## SUPPLIED INFORMATION:
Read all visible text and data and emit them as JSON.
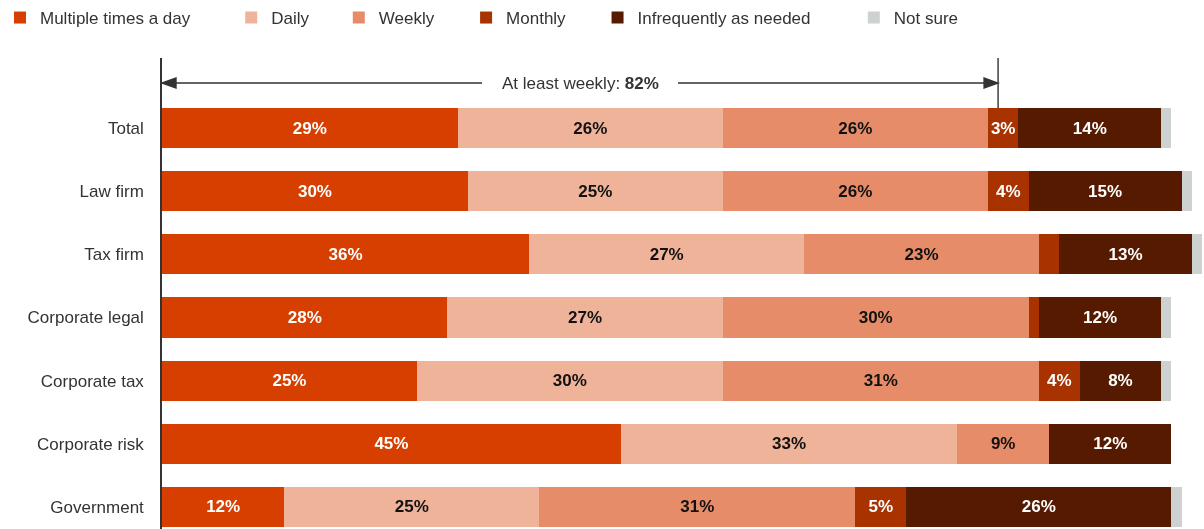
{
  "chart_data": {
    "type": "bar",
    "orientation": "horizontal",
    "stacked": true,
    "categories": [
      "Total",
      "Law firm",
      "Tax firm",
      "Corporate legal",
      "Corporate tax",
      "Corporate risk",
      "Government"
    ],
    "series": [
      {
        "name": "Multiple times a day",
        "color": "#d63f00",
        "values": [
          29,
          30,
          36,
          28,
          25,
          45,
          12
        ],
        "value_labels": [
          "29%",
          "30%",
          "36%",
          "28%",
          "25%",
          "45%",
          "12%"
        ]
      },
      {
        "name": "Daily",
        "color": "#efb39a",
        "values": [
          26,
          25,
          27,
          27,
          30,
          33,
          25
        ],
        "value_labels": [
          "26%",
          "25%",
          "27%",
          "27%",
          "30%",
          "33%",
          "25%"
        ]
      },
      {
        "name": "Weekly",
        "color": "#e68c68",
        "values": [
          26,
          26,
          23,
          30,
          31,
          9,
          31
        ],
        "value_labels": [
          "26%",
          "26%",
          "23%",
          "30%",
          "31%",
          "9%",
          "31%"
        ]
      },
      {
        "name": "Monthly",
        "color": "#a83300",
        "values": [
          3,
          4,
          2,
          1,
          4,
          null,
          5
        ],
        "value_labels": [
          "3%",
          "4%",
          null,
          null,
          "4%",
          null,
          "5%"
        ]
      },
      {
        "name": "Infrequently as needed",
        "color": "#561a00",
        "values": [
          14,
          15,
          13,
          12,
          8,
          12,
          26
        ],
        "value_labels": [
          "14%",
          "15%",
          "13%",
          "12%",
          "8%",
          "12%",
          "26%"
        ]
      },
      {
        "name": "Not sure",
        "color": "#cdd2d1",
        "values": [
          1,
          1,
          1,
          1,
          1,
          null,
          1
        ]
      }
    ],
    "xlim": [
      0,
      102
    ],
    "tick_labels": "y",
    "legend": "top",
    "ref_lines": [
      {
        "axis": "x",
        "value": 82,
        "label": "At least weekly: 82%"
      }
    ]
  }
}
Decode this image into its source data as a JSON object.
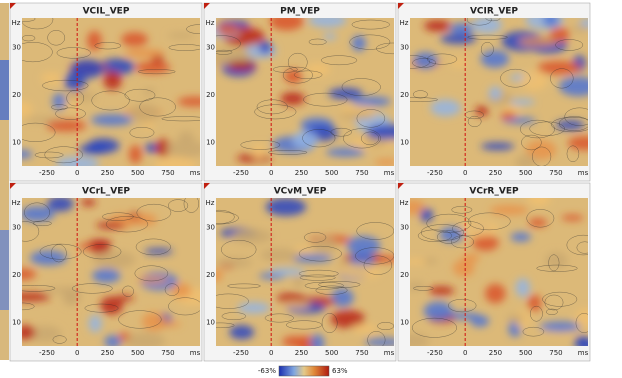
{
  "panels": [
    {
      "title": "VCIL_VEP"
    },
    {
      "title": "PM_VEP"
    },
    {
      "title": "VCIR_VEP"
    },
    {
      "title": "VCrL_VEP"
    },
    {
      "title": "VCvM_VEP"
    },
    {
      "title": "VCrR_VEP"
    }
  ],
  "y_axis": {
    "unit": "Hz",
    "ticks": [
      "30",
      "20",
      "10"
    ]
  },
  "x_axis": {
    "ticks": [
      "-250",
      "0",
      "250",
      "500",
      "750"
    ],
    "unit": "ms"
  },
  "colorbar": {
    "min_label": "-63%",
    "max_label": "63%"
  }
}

## OBJECTIVE:
Give only the count of lines in the data that include the string "Corporate".

## COMPLETE RESPONSE:
3